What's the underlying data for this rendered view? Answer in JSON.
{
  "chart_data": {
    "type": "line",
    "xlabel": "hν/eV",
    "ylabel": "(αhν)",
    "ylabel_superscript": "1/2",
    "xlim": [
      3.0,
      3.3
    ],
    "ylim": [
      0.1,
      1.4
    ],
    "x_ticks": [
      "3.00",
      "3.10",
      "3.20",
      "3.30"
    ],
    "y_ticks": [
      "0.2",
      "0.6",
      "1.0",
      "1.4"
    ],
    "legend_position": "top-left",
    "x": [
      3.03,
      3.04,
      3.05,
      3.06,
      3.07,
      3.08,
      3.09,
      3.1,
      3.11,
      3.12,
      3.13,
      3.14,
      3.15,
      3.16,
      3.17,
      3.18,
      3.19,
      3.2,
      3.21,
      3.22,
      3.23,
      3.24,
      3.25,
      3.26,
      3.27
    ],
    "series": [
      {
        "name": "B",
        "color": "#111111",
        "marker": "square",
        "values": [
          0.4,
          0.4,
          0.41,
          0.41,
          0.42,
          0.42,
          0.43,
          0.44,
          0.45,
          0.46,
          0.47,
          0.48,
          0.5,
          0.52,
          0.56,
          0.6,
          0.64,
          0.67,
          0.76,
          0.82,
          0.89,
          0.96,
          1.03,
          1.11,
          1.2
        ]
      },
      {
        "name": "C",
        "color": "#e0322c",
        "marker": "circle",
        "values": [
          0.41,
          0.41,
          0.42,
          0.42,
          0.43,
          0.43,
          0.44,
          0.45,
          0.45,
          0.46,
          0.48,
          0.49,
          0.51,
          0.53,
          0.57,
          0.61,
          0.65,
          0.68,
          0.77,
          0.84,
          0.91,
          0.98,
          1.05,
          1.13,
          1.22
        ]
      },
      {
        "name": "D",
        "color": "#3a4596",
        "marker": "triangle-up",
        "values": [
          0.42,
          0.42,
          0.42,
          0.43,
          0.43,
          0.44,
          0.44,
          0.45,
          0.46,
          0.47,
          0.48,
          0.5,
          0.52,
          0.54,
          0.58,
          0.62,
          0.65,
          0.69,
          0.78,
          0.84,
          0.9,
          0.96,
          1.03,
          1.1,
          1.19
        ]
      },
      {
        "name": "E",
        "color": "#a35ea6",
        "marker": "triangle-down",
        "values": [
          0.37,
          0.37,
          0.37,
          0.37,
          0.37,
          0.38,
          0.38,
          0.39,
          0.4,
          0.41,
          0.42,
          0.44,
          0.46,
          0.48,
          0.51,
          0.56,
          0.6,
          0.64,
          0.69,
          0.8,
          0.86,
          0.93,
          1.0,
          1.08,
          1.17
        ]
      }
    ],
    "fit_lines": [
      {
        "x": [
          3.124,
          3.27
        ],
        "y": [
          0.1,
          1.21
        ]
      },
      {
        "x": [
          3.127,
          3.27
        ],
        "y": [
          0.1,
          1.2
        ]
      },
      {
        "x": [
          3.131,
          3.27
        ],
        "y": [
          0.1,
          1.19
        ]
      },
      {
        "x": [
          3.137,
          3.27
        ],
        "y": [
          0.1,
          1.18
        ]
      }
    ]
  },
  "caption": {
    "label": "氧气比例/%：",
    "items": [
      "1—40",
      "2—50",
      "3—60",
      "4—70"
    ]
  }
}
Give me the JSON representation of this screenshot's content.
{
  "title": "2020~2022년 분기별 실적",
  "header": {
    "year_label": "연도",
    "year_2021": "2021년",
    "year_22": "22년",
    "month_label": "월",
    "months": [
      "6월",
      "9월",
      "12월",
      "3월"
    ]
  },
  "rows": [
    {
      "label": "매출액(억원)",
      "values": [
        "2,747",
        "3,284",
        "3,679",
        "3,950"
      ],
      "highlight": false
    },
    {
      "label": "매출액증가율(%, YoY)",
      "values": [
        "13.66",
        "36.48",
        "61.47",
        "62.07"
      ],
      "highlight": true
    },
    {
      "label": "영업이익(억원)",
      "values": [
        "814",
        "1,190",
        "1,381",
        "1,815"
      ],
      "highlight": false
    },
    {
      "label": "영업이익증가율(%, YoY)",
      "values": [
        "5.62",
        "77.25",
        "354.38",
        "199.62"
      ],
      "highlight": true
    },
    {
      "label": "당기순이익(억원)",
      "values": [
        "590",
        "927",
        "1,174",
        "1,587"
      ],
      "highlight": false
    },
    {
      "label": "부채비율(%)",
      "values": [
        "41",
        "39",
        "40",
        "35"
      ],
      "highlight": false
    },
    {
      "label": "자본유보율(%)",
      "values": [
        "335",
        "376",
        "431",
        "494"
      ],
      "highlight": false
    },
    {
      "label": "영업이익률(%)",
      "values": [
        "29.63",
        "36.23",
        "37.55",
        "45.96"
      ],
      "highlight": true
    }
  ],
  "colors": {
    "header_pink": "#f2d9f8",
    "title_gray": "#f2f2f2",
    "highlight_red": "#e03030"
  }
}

• • • • • • •

#### Request:
Return all lines of the material above in which the word "triangle" occurs.

#### Exercise result:
        "marker": "triangle-up",
        "marker": "triangle-down",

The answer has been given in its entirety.